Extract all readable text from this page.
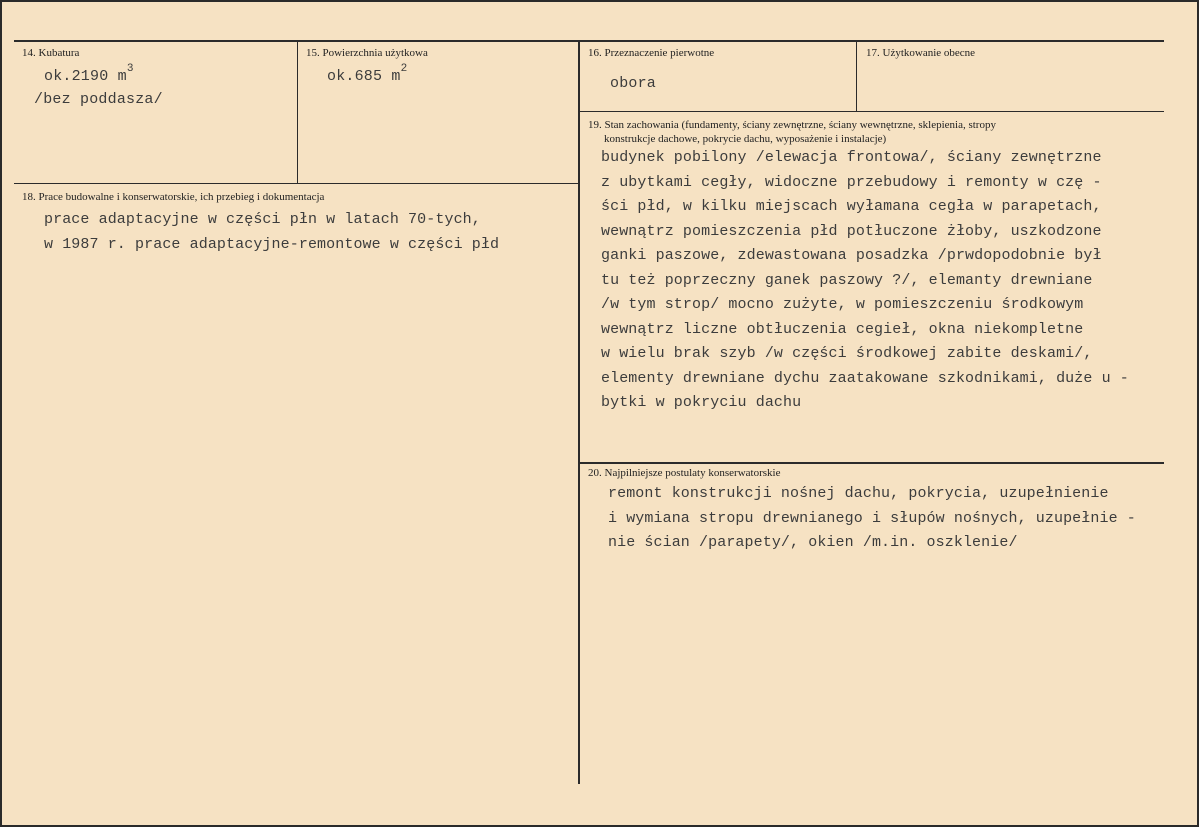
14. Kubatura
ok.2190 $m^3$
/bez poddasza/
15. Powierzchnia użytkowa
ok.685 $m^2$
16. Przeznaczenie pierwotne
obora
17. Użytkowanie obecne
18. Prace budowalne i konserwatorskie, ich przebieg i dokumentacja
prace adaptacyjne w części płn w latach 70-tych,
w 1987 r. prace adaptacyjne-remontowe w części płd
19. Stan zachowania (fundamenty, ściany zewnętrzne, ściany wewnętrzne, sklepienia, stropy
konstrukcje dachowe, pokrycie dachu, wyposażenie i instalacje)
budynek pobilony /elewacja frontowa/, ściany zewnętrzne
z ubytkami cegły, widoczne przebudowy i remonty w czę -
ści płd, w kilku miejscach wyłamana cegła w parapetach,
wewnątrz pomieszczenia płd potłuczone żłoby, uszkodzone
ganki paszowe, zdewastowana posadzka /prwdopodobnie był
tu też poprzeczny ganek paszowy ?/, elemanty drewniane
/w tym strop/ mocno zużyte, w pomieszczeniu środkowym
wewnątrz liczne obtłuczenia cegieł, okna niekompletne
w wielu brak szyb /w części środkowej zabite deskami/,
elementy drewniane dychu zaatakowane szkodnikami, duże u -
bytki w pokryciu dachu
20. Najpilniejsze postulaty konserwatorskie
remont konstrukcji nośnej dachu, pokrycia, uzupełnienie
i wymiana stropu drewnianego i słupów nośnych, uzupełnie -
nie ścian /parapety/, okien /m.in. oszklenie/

Brief:
Quote all of the entries word for word, omitting any pictures.

Response:
Extract all readable text from this page.
14. Kubatura
ok.2190 $m^3$
/bez poddasza/
15. Powierzchnia użytkowa
ok.685 $m^2$
16. Przeznaczenie pierwotne
obora
17. Użytkowanie obecne
18. Prace budowalne i konserwatorskie, ich przebieg i dokumentacja
prace adaptacyjne w części płn w latach 70-tych,
w 1987 r. prace adaptacyjne-remontowe w części płd
19. Stan zachowania (fundamenty, ściany zewnętrzne, ściany wewnętrzne, sklepienia, stropy
konstrukcje dachowe, pokrycie dachu, wyposażenie i instalacje)
budynek pobilony /elewacja frontowa/, ściany zewnętrzne
z ubytkami cegły, widoczne przebudowy i remonty w czę -
ści płd, w kilku miejscach wyłamana cegła w parapetach,
wewnątrz pomieszczenia płd potłuczone żłoby, uszkodzone
ganki paszowe, zdewastowana posadzka /prwdopodobnie był
tu też poprzeczny ganek paszowy ?/, elemanty drewniane
/w tym strop/ mocno zużyte, w pomieszczeniu środkowym
wewnątrz liczne obtłuczenia cegieł, okna niekompletne
w wielu brak szyb /w części środkowej zabite deskami/,
elementy drewniane dychu zaatakowane szkodnikami, duże u -
bytki w pokryciu dachu
20. Najpilniejsze postulaty konserwatorskie
remont konstrukcji nośnej dachu, pokrycia, uzupełnienie
i wymiana stropu drewnianego i słupów nośnych, uzupełnie -
nie ścian /parapety/, okien /m.in. oszklenie/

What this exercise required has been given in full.